- Required work
All entries below are to be set down again, identical to the source.

(Stored entries)

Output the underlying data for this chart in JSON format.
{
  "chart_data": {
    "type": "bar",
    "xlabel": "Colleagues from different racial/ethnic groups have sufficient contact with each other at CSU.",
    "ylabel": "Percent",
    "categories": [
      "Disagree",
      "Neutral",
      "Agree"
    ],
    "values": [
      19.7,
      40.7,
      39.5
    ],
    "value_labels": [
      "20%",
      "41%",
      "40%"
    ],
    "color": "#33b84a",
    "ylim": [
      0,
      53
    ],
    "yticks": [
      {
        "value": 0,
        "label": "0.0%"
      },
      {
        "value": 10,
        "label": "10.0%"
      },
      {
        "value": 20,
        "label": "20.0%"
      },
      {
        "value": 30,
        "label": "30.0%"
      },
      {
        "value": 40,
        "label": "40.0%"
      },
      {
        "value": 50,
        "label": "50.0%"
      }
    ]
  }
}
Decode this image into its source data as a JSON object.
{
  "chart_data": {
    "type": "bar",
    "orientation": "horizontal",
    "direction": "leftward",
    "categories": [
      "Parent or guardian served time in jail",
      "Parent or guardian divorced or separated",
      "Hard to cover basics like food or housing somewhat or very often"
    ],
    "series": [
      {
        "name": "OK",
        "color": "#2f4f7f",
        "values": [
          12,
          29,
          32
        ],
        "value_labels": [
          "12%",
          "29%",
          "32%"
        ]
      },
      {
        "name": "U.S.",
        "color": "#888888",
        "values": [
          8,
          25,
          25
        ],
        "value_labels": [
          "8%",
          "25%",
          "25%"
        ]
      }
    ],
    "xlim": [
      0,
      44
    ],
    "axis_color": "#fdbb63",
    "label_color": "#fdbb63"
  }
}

- Exercise response
Output the underlying data for this chart in JSON format.
{
  "chart_data": {
    "type": "bar",
    "xlabel": "Colleagues from different racial/ethnic groups have sufficient contact with each other at CSU.",
    "ylabel": "Percent",
    "categories": [
      "Disagree",
      "Neutral",
      "Agree"
    ],
    "values": [
      19.7,
      40.7,
      39.5
    ],
    "value_labels": [
      "20%",
      "41%",
      "40%"
    ],
    "color": "#33b84a",
    "ylim": [
      0,
      53
    ],
    "yticks": [
      {
        "value": 0,
        "label": "0.0%"
      },
      {
        "value": 10,
        "label": "10.0%"
      },
      {
        "value": 20,
        "label": "20.0%"
      },
      {
        "value": 30,
        "label": "30.0%"
      },
      {
        "value": 40,
        "label": "40.0%"
      },
      {
        "value": 50,
        "label": "50.0%"
      }
    ]
  }
}
Decode this image into its source data as a JSON object.
{
  "chart_data": {
    "type": "bar",
    "orientation": "horizontal",
    "direction": "leftward",
    "categories": [
      "Parent or guardian served time in jail",
      "Parent or guardian divorced or separated",
      "Hard to cover basics like food or housing somewhat or very often"
    ],
    "series": [
      {
        "name": "OK",
        "color": "#2f4f7f",
        "values": [
          12,
          29,
          32
        ],
        "value_labels": [
          "12%",
          "29%",
          "32%"
        ]
      },
      {
        "name": "U.S.",
        "color": "#888888",
        "values": [
          8,
          25,
          25
        ],
        "value_labels": [
          "8%",
          "25%",
          "25%"
        ]
      }
    ],
    "xlim": [
      0,
      44
    ],
    "axis_color": "#fdbb63",
    "label_color": "#fdbb63"
  }
}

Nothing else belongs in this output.